Instructions to follow: Work through the entries below and report how many lines include "Координата". The number alone is the answer.

Exercise inputs:
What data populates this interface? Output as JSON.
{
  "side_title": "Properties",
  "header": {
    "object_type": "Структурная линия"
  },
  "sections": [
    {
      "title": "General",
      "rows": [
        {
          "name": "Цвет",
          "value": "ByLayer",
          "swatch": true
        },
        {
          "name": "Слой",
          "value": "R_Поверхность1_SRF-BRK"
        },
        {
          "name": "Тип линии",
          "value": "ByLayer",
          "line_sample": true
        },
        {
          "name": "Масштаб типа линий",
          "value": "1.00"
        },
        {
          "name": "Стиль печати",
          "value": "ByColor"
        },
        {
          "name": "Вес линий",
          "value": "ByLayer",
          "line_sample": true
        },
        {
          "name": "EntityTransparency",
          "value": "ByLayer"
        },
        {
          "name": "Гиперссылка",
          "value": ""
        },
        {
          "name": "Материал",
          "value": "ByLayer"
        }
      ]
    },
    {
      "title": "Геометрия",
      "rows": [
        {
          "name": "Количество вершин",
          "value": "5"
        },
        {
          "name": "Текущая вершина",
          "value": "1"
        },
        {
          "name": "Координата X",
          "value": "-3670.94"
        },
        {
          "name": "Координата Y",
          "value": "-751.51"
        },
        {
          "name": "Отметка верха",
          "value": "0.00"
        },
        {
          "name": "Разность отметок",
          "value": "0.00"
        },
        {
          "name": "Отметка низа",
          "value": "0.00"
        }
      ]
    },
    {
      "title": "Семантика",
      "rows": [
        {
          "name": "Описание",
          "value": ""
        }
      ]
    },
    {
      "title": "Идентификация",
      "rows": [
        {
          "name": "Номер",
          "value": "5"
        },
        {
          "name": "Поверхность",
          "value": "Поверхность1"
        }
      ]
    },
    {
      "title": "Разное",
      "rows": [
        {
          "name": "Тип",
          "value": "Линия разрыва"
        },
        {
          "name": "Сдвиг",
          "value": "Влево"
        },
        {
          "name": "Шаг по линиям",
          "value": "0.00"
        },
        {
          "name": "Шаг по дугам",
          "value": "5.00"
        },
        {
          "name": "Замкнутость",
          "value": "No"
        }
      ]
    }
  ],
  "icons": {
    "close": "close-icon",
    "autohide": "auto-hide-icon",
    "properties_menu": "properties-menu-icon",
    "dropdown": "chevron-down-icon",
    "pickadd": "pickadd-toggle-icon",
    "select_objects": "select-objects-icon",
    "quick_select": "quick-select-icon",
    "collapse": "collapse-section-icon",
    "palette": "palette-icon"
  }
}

Full output: 2